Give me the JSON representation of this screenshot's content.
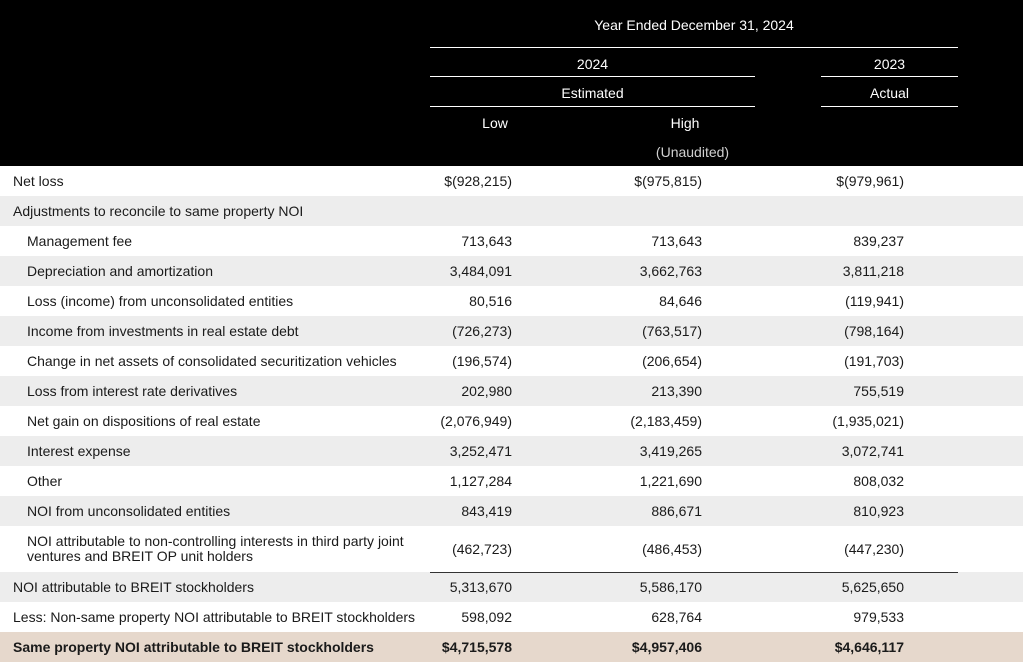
{
  "header": {
    "period": "Year Ended December 31, 2024",
    "col_2024": "2024",
    "col_2023": "2023",
    "estimated": "Estimated",
    "actual": "Actual",
    "low": "Low",
    "high": "High",
    "unaudited": "(Unaudited)"
  },
  "rows": [
    {
      "label": "Net loss",
      "low": "$(928,215)",
      "high": "$(975,815)",
      "actual": "$(979,961)"
    },
    {
      "label": "Adjustments to reconcile to same property NOI",
      "low": "",
      "high": "",
      "actual": ""
    },
    {
      "label": "Management fee",
      "low": "713,643",
      "high": "713,643",
      "actual": "839,237"
    },
    {
      "label": "Depreciation and amortization",
      "low": "3,484,091",
      "high": "3,662,763",
      "actual": "3,811,218"
    },
    {
      "label": "Loss (income) from unconsolidated entities",
      "low": "80,516",
      "high": "84,646",
      "actual": "(119,941)"
    },
    {
      "label": "Income from investments in real estate debt",
      "low": "(726,273)",
      "high": "(763,517)",
      "actual": "(798,164)"
    },
    {
      "label": "Change in net assets of consolidated securitization vehicles",
      "low": "(196,574)",
      "high": "(206,654)",
      "actual": "(191,703)"
    },
    {
      "label": "Loss from interest rate derivatives",
      "low": "202,980",
      "high": "213,390",
      "actual": "755,519"
    },
    {
      "label": "Net gain on dispositions of real estate",
      "low": "(2,076,949)",
      "high": "(2,183,459)",
      "actual": "(1,935,021)"
    },
    {
      "label": "Interest expense",
      "low": "3,252,471",
      "high": "3,419,265",
      "actual": "3,072,741"
    },
    {
      "label": "Other",
      "low": "1,127,284",
      "high": "1,221,690",
      "actual": "808,032"
    },
    {
      "label": "NOI from unconsolidated entities",
      "low": "843,419",
      "high": "886,671",
      "actual": "810,923"
    },
    {
      "label": "NOI attributable to non-controlling interests in third party joint ventures and BREIT OP unit holders",
      "low": "(462,723)",
      "high": "(486,453)",
      "actual": "(447,230)"
    },
    {
      "label": "NOI attributable to BREIT stockholders",
      "low": "5,313,670",
      "high": "5,586,170",
      "actual": "5,625,650"
    },
    {
      "label": "Less: Non-same property NOI attributable to BREIT stockholders",
      "low": "598,092",
      "high": "628,764",
      "actual": "979,533"
    },
    {
      "label": "Same property NOI attributable to BREIT stockholders",
      "low": "$4,715,578",
      "high": "$4,957,406",
      "actual": "$4,646,117"
    }
  ],
  "colors": {
    "header_bg": "#000000",
    "stripe": "#ededed",
    "total_bg": "#e6d8cc"
  }
}
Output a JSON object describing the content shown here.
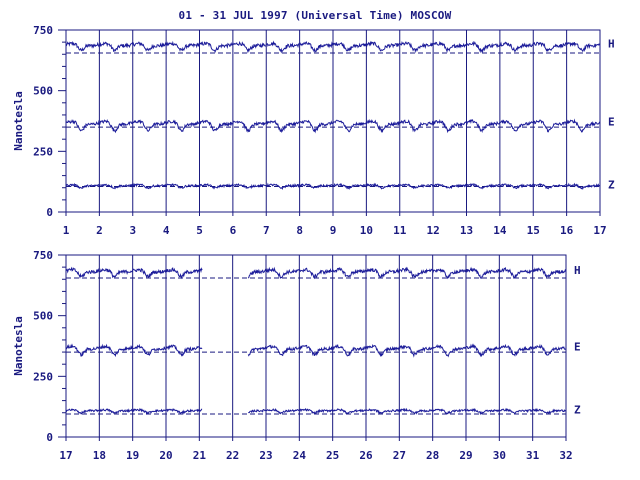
{
  "title": "01 - 31 JUL 1997 (Universal Time) MOSCOW",
  "colors": {
    "ink": "#1a1a80",
    "trace": "#1c1c9a",
    "background": "#ffffff"
  },
  "chart_data": [
    {
      "type": "line",
      "ylabel": "Nanotesla",
      "ylim": [
        0,
        750
      ],
      "yticks": [
        "0",
        "250",
        "500",
        "750"
      ],
      "xlim": [
        1,
        17
      ],
      "xticks": [
        "1",
        "2",
        "3",
        "4",
        "5",
        "6",
        "7",
        "8",
        "9",
        "10",
        "11",
        "12",
        "13",
        "14",
        "15",
        "16",
        "17"
      ],
      "grid": "vertical lines at each day",
      "series": [
        {
          "name": "H",
          "baseline": 655,
          "level": 690,
          "amplitude": 18,
          "noise": 7
        },
        {
          "name": "E",
          "baseline": 350,
          "level": 368,
          "amplitude": 25,
          "noise": 6
        },
        {
          "name": "Z",
          "baseline": 105,
          "level": 110,
          "amplitude": 8,
          "noise": 4
        }
      ],
      "gaps": []
    },
    {
      "type": "line",
      "ylabel": "Nanotesla",
      "ylim": [
        0,
        750
      ],
      "yticks": [
        "0",
        "250",
        "500",
        "750"
      ],
      "xlim": [
        17,
        32
      ],
      "xticks": [
        "17",
        "18",
        "19",
        "20",
        "21",
        "22",
        "23",
        "24",
        "25",
        "26",
        "27",
        "28",
        "29",
        "30",
        "31",
        "32"
      ],
      "grid": "vertical lines at each day",
      "series": [
        {
          "name": "H",
          "baseline": 655,
          "level": 685,
          "amplitude": 18,
          "noise": 7
        },
        {
          "name": "E",
          "baseline": 350,
          "level": 368,
          "amplitude": 22,
          "noise": 6
        },
        {
          "name": "Z",
          "baseline": 95,
          "level": 110,
          "amplitude": 8,
          "noise": 4
        }
      ],
      "gaps": [
        [
          21.1,
          22.45
        ]
      ]
    }
  ]
}
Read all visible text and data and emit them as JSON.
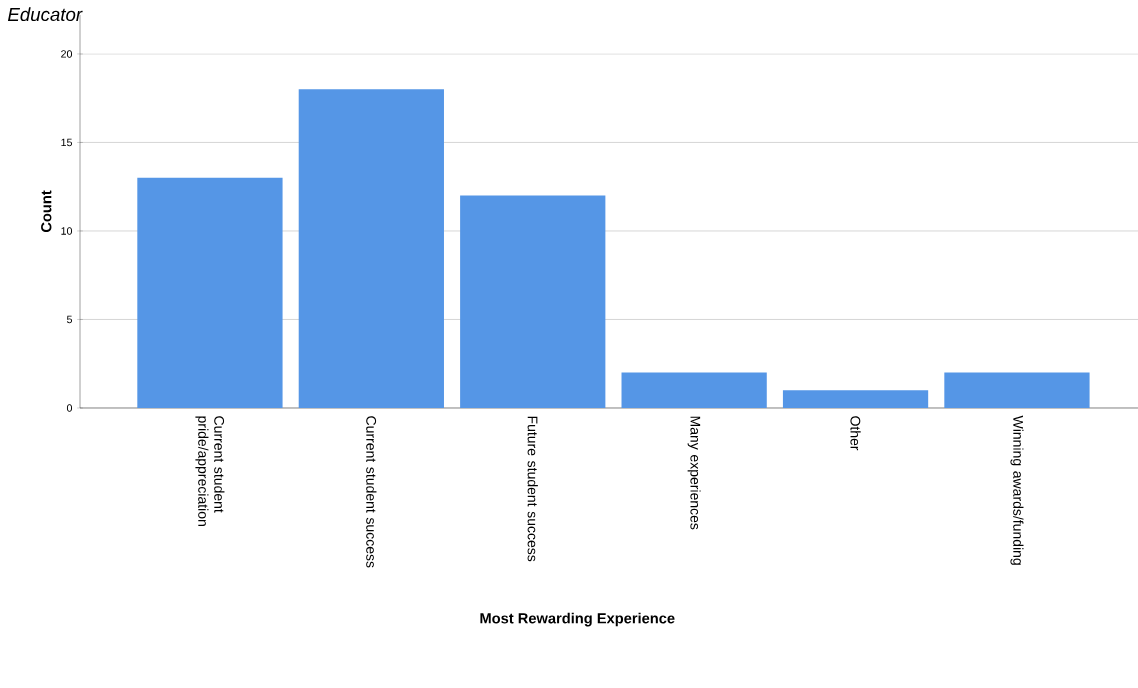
{
  "chart_data": {
    "type": "bar",
    "title": "Educator",
    "xlabel": "Most Rewarding Experience",
    "ylabel": "Count",
    "categories": [
      "Current student pride/appreciation",
      "Current student success",
      "Future student success",
      "Many experiences",
      "Other",
      "Winning awards/funding"
    ],
    "values": [
      13,
      18,
      12,
      2,
      1,
      2
    ],
    "color": "#5596e6",
    "ylim": [
      0,
      22.2
    ],
    "yticks": [
      0,
      5,
      10,
      15,
      20
    ],
    "grid": "y"
  }
}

........

WRITTEN REQUEST: Using the entries above, tally how many lines have the word "from" in them; write the number and nothing more.

EXERCISE RESPONSE: 4